--- START OF RAW DATA ---

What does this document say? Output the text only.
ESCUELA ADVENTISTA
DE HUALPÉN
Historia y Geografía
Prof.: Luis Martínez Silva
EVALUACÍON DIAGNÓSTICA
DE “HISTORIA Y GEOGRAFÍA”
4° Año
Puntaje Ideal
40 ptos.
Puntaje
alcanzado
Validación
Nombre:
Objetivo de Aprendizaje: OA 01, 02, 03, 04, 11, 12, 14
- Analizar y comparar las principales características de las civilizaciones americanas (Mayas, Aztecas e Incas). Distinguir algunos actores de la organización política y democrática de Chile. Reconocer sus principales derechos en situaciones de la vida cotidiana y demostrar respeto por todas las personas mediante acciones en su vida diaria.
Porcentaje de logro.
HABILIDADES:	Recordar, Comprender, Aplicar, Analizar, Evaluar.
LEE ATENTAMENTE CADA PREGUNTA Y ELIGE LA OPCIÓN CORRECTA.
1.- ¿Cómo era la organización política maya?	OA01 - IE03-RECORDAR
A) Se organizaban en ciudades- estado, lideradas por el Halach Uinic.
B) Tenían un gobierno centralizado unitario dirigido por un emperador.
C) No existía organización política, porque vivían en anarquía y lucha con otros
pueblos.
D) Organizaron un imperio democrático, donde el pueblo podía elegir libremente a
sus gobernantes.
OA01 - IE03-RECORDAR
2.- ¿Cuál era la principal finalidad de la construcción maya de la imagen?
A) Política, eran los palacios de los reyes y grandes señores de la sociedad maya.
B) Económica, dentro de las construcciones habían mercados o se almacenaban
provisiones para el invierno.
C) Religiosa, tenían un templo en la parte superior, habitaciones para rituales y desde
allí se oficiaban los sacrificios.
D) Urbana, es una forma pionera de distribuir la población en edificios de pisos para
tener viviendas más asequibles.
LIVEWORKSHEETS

--- END OF RAW DATA ---

*WORK TO BE COMPLETED*. Copy out each record, keeping every word as it is.

*RESPONSE BELOW*.
What does this document say? Output the text only.
ESCUELA ADVENTISTA
DE HUALPÉN
Historia y Geografía
Prof.: Luis Martínez Silva
EVALUACÍON DIAGNÓSTICA
DE “HISTORIA Y GEOGRAFÍA”
4° Año
Puntaje Ideal
40 ptos.
Puntaje
alcanzado
Validación
Nombre:
Objetivo de Aprendizaje: OA 01, 02, 03, 04, 11, 12, 14
- Analizar y comparar las principales características de las civilizaciones americanas (Mayas, Aztecas e Incas). Distinguir algunos actores de la organización política y democrática de Chile. Reconocer sus principales derechos en situaciones de la vida cotidiana y demostrar respeto por todas las personas mediante acciones en su vida diaria.
Porcentaje de logro.
HABILIDADES:	Recordar, Comprender, Aplicar, Analizar, Evaluar.
LEE ATENTAMENTE CADA PREGUNTA Y ELIGE LA OPCIÓN CORRECTA.
1.- ¿Cómo era la organización política maya?	OA01 - IE03-RECORDAR
A) Se organizaban en ciudades- estado, lideradas por el Halach Uinic.
B) Tenían un gobierno centralizado unitario dirigido por un emperador.
C) No existía organización política, porque vivían en anarquía y lucha con otros
pueblos.
D) Organizaron un imperio democrático, donde el pueblo podía elegir libremente a
sus gobernantes.
OA01 - IE03-RECORDAR
2.- ¿Cuál era la principal finalidad de la construcción maya de la imagen?
A) Política, eran los palacios de los reyes y grandes señores de la sociedad maya.
B) Económica, dentro de las construcciones habían mercados o se almacenaban
provisiones para el invierno.
C) Religiosa, tenían un templo en la parte superior, habitaciones para rituales y desde
allí se oficiaban los sacrificios.
D) Urbana, es una forma pionera de distribuir la población en edificios de pisos para
tener viviendas más asequibles.
LIVEWORKSHEETS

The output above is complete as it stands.